(TASK DIRECTIONS): The listing below should be printed exactly, every line of it. Skip the pictures.

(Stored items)

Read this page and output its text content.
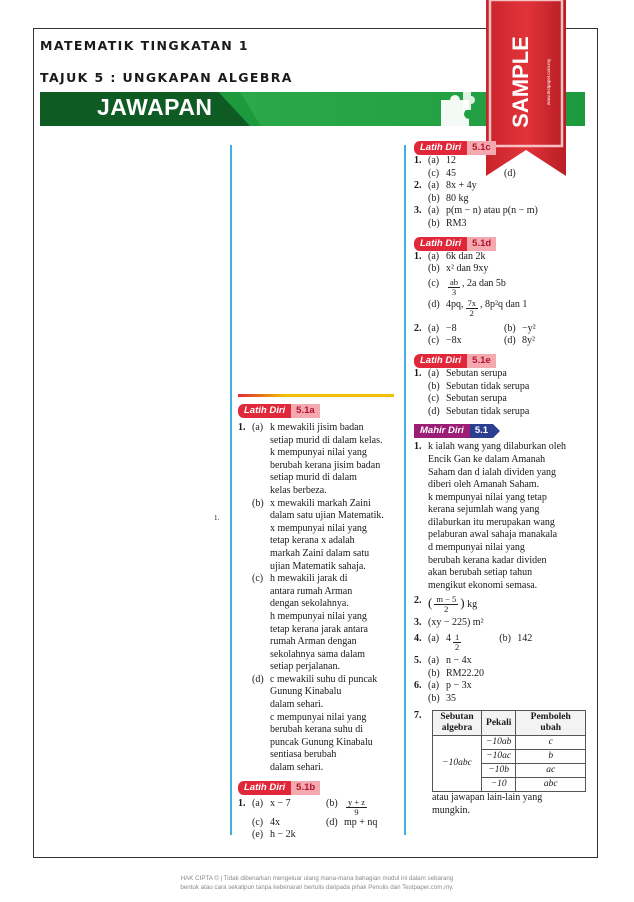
MATEMATIK TINGKATAN 1
TAJUK 5 : UNGKAPAN ALGEBRA
JAWAPAN	SAMPLE	www.testpaper.com.my
1.
Latih Diri	5.1a
1. (a) k mewakili jisim badan
setiap murid di dalam kelas.
k mempunyai nilai yang
berubah kerana jisim badan
setiap murid di dalam
kelas berbeza.
(b) x mewakili markah Zaini
dalam satu ujian Matematik.
x mempunyai nilai yang
tetap kerana x adalah
markah Zaini dalam satu
ujian Matematik sahaja.
(c) h mewakili jarak di
antara rumah Arman
dengan sekolahnya.
h mempunyai nilai yang
tetap kerana jarak antara
rumah Arman dengan
sekolahnya sama dalam
setiap perjalanan.
(d) c mewakili suhu di puncak
Gunung Kinabalu
dalam sehari.
c mempunyai nilai yang
berubah kerana suhu di
puncak Gunung Kinabalu
sentiasa berubah
dalam sehari.
Latih Diri	5.1b
1. (a) x − 7	$(b) \frac{y + z}{9}$
(c) 4x	(d) mp + nq
(e) h − 2k
Latih Diri	5.1c
1. (a) 12
(c) 45	(d)
2. (a) 8x + 4y
(b) 80 kg
3. (a) p(m − n) atau p(n − m)
(b) RM3
Latih Diri	5.1d
1. (a) 6k dan 2k
(b) x² dan 9xy
(c)	$\frac{ab}{3}$ , 2a dan 5b
(d) 4pq, $\frac{7x}{2}$ , 8p²q dan 1
2. (a) −8	(b) −y²
(c) −8x	(d) 8y²
Latih Diri	5.1e
1. (a) Sebutan serupa
(b) Sebutan tidak serupa
(c) Sebutan serupa
(d) Sebutan tidak serupa
Mahir Diri	5.1
1. k ialah wang yang dilaburkan oleh
Encik Gan ke dalam Amanah
Saham dan d ialah dividen yang
diberi oleh Amanah Saham.
k mempunyai nilai yang tetap
kerana sejumlah wang yang
dilaburkan itu merupakan wang
pelaburan awal sahaja manakala
d mempunyai nilai yang
berubah kerana kadar dividen
akan berubah setiap tahun
mengikut ekonomi semasa.
2. ( $\frac{m - 5}{2}$ ) kg
3. (xy − 225) m²
4. (a) $4 \frac{1}{2}$	(b) 142
5. (a) n − 4x
(b) RM22.20
6. (a) p − 3x
(b) 35
7.	Sebutan algebra	Pekali	Pemboleh ubah
−10abc	−10ab	c
	−10ac	b
	−10b	ac
	−10	abc
atau jawapan lain-lain yang
mungkin.
HAK CIPTA © | Tidak dibenarkan mengeluar ulang mana-mana bahagian modul ini dalam sebarang
bentuk atau cara sekalipun tanpa kebenaran bertulis daripada pihak Penulis dan Testpaper.com.my.
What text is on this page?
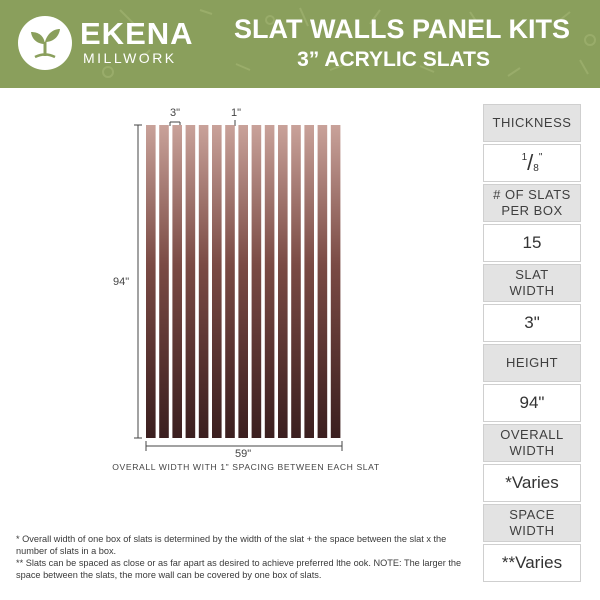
EKENA
MILLWORK
SLAT WALLS PANEL KITS
3” ACRYLIC SLATS
3"	1"
94"
59"
OVERALL WIDTH WITH 1" SPACING BETWEEN EACH SLAT
THICKNESS
1 / 8
"
# OF SLATS
PER BOX
15
SLAT
WIDTH
3"
HEIGHT
94"
OVERALL
WIDTH
*Varies
SPACE
WIDTH
**Varies

* Overall width of one box of slats is determined by the width of the slat + the space between the slat x the number of slats in a box.

** Slats can be spaced as close or as far apart as desired to achieve preferred lthe ook. NOTE: The larger the space between the slats, the more wall can be covered by one box of slats.
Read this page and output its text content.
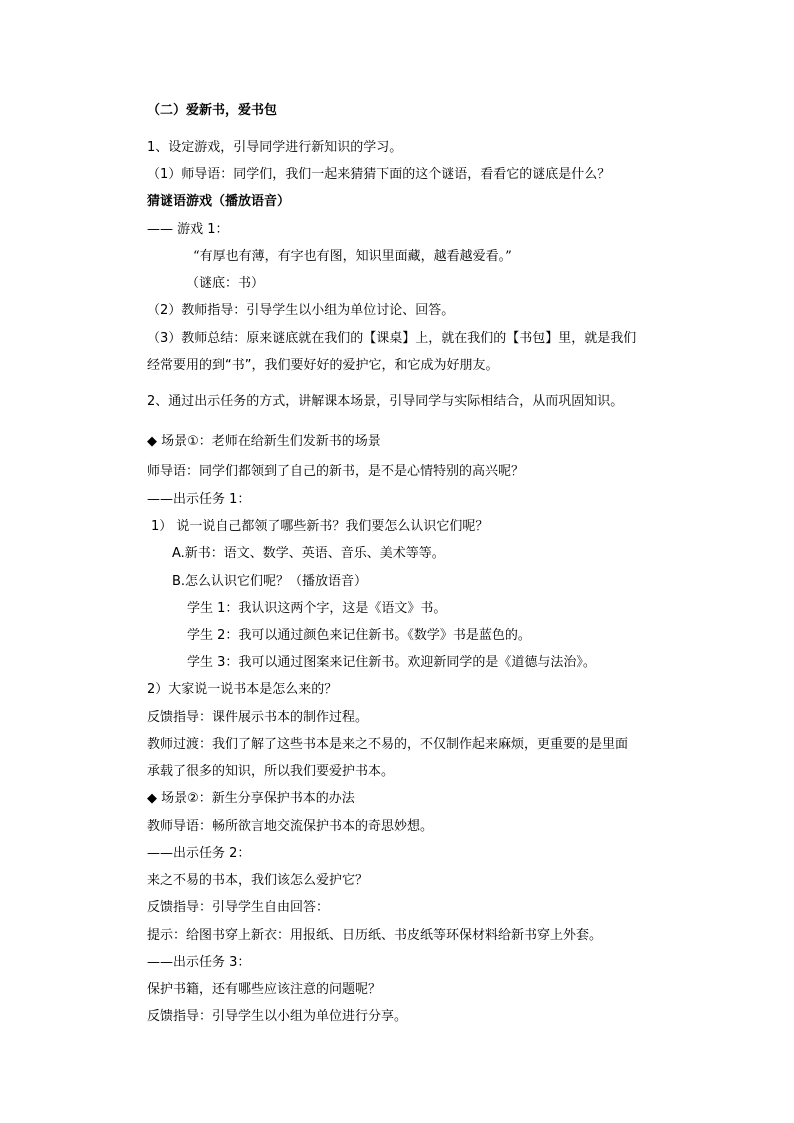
（二）爱新书，爱书包
1、设定游戏，引导同学进行新知识的学习。
（1）师导语：同学们，我们一起来猜猜下面的这个谜语，看看它的谜底是什么？
猜谜语游戏（播放语音）
—— 游戏 1：
“有厚也有薄，有字也有图，知识里面藏，越看越爱看。”
（谜底：书）
（2）教师指导：引导学生以小组为单位讨论、回答。
（3）教师总结：原来谜底就在我们的【课桌】上，就在我们的【书包】里，就是我们
经常要用的到“书”，我们要好好的爱护它，和它成为好朋友。
2、通过出示任务的方式，讲解课本场景，引导同学与实际相结合，从而巩固知识。
◆ 场景①：老师在给新生们发新书的场景
师导语：同学们都领到了自己的新书，是不是心情特别的高兴呢？
——出示任务 1：
1） 说一说自己都领了哪些新书？我们要怎么认识它们呢？
A.新书：语文、数学、英语、音乐、美术等等。
B.怎么认识它们呢？（播放语音）
学生 1：我认识这两个字，这是《语文》书。
学生 2：我可以通过颜色来记住新书。《数学》书是蓝色的。
学生 3：我可以通过图案来记住新书。欢迎新同学的是《道德与法治》。
2）大家说一说书本是怎么来的？
反馈指导：课件展示书本的制作过程。
教师过渡：我们了解了这些书本是来之不易的，不仅制作起来麻烦，更重要的是里面
承载了很多的知识，所以我们要爱护书本。
◆ 场景②：新生分享保护书本的办法
教师导语：畅所欲言地交流保护书本的奇思妙想。
——出示任务 2：
来之不易的书本，我们该怎么爱护它？
反馈指导：引导学生自由回答：
提示：给图书穿上新衣：用报纸、日历纸、书皮纸等环保材料给新书穿上外套。
——出示任务 3：
保护书籍，还有哪些应该注意的问题呢？
反馈指导：引导学生以小组为单位进行分享。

(FINISHED TASK):
Read this page and output its text content.
MATEMATIK TINGKATAN 1
TAJUK 5 : UNGKAPAN ALGEBRA
JAWAPAN	SAMPLE	www.testpaper.com.my
1.
Latih Diri	5.1a
1. (a) k mewakili jisim badan
setiap murid di dalam kelas.
k mempunyai nilai yang
berubah kerana jisim badan
setiap murid di dalam
kelas berbeza.
(b) x mewakili markah Zaini
dalam satu ujian Matematik.
x mempunyai nilai yang
tetap kerana x adalah
markah Zaini dalam satu
ujian Matematik sahaja.
(c) h mewakili jarak di
antara rumah Arman
dengan sekolahnya.
h mempunyai nilai yang
tetap kerana jarak antara
rumah Arman dengan
sekolahnya sama dalam
setiap perjalanan.
(d) c mewakili suhu di puncak
Gunung Kinabalu
dalam sehari.
c mempunyai nilai yang
berubah kerana suhu di
puncak Gunung Kinabalu
sentiasa berubah
dalam sehari.
Latih Diri	5.1b
1. (a) x − 7	$(b) \frac{y + z}{9}$
(c) 4x	(d) mp + nq
(e) h − 2k
Latih Diri	5.1c
1. (a) 12
(c) 45	(d)
2. (a) 8x + 4y
(b) 80 kg
3. (a) p(m − n) atau p(n − m)
(b) RM3
Latih Diri	5.1d
1. (a) 6k dan 2k
(b) x² dan 9xy
(c)	$\frac{ab}{3}$ , 2a dan 5b
(d) 4pq, $\frac{7x}{2}$ , 8p²q dan 1
2. (a) −8	(b) −y²
(c) −8x	(d) 8y²
Latih Diri	5.1e
1. (a) Sebutan serupa
(b) Sebutan tidak serupa
(c) Sebutan serupa
(d) Sebutan tidak serupa
Mahir Diri	5.1
1. k ialah wang yang dilaburkan oleh
Encik Gan ke dalam Amanah
Saham dan d ialah dividen yang
diberi oleh Amanah Saham.
k mempunyai nilai yang tetap
kerana sejumlah wang yang
dilaburkan itu merupakan wang
pelaburan awal sahaja manakala
d mempunyai nilai yang
berubah kerana kadar dividen
akan berubah setiap tahun
mengikut ekonomi semasa.
2. ( $\frac{m - 5}{2}$ ) kg
3. (xy − 225) m²
4. (a) $4 \frac{1}{2}$	(b) 142
5. (a) n − 4x
(b) RM22.20
6. (a) p − 3x
(b) 35
7.	Sebutan algebra	Pekali	Pemboleh ubah
−10abc	−10ab	c
	−10ac	b
	−10b	ac
	−10	abc
atau jawapan lain-lain yang
mungkin.
HAK CIPTA © | Tidak dibenarkan mengeluar ulang mana-mana bahagian modul ini dalam sebarang
bentuk atau cara sekalipun tanpa kebenaran bertulis daripada pihak Penulis dan Testpaper.com.my.
What text is on this page?
EKENA
MILLWORK
SLAT WALLS PANEL KITS
3” ACRYLIC SLATS
3"	1"
94"
59"
OVERALL WIDTH WITH 1" SPACING BETWEEN EACH SLAT
THICKNESS
1 / 8
"
# OF SLATS
PER BOX
15
SLAT
WIDTH
3"
HEIGHT
94"
OVERALL
WIDTH
*Varies
SPACE
WIDTH
**Varies

* Overall width of one box of slats is determined by the width of the slat + the space between the slat x the number of slats in a box.

** Slats can be spaced as close or as far apart as desired to achieve preferred lthe ook. NOTE: The larger the space between the slats, the more wall can be covered by one box of slats.
Read this page and output its text content.
（二）爱新书，爱书包
1、设定游戏，引导同学进行新知识的学习。
（1）师导语：同学们，我们一起来猜猜下面的这个谜语，看看它的谜底是什么？
猜谜语游戏（播放语音）
—— 游戏 1：
“有厚也有薄，有字也有图，知识里面藏，越看越爱看。”
（谜底：书）
（2）教师指导：引导学生以小组为单位讨论、回答。
（3）教师总结：原来谜底就在我们的【课桌】上，就在我们的【书包】里，就是我们
经常要用的到“书”，我们要好好的爱护它，和它成为好朋友。
2、通过出示任务的方式，讲解课本场景，引导同学与实际相结合，从而巩固知识。
◆ 场景①：老师在给新生们发新书的场景
师导语：同学们都领到了自己的新书，是不是心情特别的高兴呢？
——出示任务 1：
1） 说一说自己都领了哪些新书？我们要怎么认识它们呢？
A.新书：语文、数学、英语、音乐、美术等等。
B.怎么认识它们呢？（播放语音）
学生 1：我认识这两个字，这是《语文》书。
学生 2：我可以通过颜色来记住新书。《数学》书是蓝色的。
学生 3：我可以通过图案来记住新书。欢迎新同学的是《道德与法治》。
2）大家说一说书本是怎么来的？
反馈指导：课件展示书本的制作过程。
教师过渡：我们了解了这些书本是来之不易的，不仅制作起来麻烦，更重要的是里面
承载了很多的知识，所以我们要爱护书本。
◆ 场景②：新生分享保护书本的办法
教师导语：畅所欲言地交流保护书本的奇思妙想。
——出示任务 2：
来之不易的书本，我们该怎么爱护它？
反馈指导：引导学生自由回答：
提示：给图书穿上新衣：用报纸、日历纸、书皮纸等环保材料给新书穿上外套。
——出示任务 3：
保护书籍，还有哪些应该注意的问题呢？
反馈指导：引导学生以小组为单位进行分享。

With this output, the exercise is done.